▸ **WHAT THE EXERCISE ASKS**
Please write out the complete listing that follows, exactly as it reads.

[Recorded data]
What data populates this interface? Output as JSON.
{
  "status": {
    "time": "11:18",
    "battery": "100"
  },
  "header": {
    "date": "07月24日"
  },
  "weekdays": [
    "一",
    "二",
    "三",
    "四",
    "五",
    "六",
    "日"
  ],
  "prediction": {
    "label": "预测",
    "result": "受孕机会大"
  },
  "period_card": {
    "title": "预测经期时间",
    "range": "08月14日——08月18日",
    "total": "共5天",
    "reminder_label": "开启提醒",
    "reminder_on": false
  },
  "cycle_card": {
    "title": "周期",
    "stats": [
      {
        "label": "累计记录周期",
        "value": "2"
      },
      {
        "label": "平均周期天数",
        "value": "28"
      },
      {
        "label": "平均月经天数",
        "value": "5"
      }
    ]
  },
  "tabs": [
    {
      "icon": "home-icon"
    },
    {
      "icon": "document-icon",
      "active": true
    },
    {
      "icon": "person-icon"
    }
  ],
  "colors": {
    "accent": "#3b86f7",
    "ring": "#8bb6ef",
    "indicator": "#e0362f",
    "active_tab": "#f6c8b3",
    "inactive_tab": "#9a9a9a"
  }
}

▸ **FINISHED ANSWER**
What data populates this interface? Output as JSON.
{
  "status": {
    "time": "11:18",
    "battery": "100"
  },
  "header": {
    "date": "07月24日"
  },
  "weekdays": [
    "一",
    "二",
    "三",
    "四",
    "五",
    "六",
    "日"
  ],
  "prediction": {
    "label": "预测",
    "result": "受孕机会大"
  },
  "period_card": {
    "title": "预测经期时间",
    "range": "08月14日——08月18日",
    "total": "共5天",
    "reminder_label": "开启提醒",
    "reminder_on": false
  },
  "cycle_card": {
    "title": "周期",
    "stats": [
      {
        "label": "累计记录周期",
        "value": "2"
      },
      {
        "label": "平均周期天数",
        "value": "28"
      },
      {
        "label": "平均月经天数",
        "value": "5"
      }
    ]
  },
  "tabs": [
    {
      "icon": "home-icon"
    },
    {
      "icon": "document-icon",
      "active": true
    },
    {
      "icon": "person-icon"
    }
  ],
  "colors": {
    "accent": "#3b86f7",
    "ring": "#8bb6ef",
    "indicator": "#e0362f",
    "active_tab": "#f6c8b3",
    "inactive_tab": "#9a9a9a"
  }
}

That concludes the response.